• Entries from a dataset:
+===+

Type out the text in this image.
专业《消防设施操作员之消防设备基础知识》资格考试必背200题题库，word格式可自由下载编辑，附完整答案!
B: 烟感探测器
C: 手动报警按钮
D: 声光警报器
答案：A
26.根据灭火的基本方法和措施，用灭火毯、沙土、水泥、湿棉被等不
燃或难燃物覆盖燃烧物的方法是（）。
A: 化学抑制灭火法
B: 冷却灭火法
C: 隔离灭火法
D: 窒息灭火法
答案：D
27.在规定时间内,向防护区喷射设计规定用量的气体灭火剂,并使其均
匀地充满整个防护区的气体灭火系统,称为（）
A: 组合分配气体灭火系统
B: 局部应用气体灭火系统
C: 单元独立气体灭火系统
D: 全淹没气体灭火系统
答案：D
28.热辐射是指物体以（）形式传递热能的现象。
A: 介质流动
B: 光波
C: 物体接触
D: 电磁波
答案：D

+===+

• Task to carry out:
Output the listing above word for word.

• Task solution:
Type out the text in this image.
专业《消防设施操作员之消防设备基础知识》资格考试必背200题题库，word格式可自由下载编辑，附完整答案!
B: 烟感探测器
C: 手动报警按钮
D: 声光警报器
答案：A
26.根据灭火的基本方法和措施，用灭火毯、沙土、水泥、湿棉被等不
燃或难燃物覆盖燃烧物的方法是（）。
A: 化学抑制灭火法
B: 冷却灭火法
C: 隔离灭火法
D: 窒息灭火法
答案：D
27.在规定时间内,向防护区喷射设计规定用量的气体灭火剂,并使其均
匀地充满整个防护区的气体灭火系统,称为（）
A: 组合分配气体灭火系统
B: 局部应用气体灭火系统
C: 单元独立气体灭火系统
D: 全淹没气体灭火系统
答案：D
28.热辐射是指物体以（）形式传递热能的现象。
A: 介质流动
B: 光波
C: 物体接触
D: 电磁波
答案：D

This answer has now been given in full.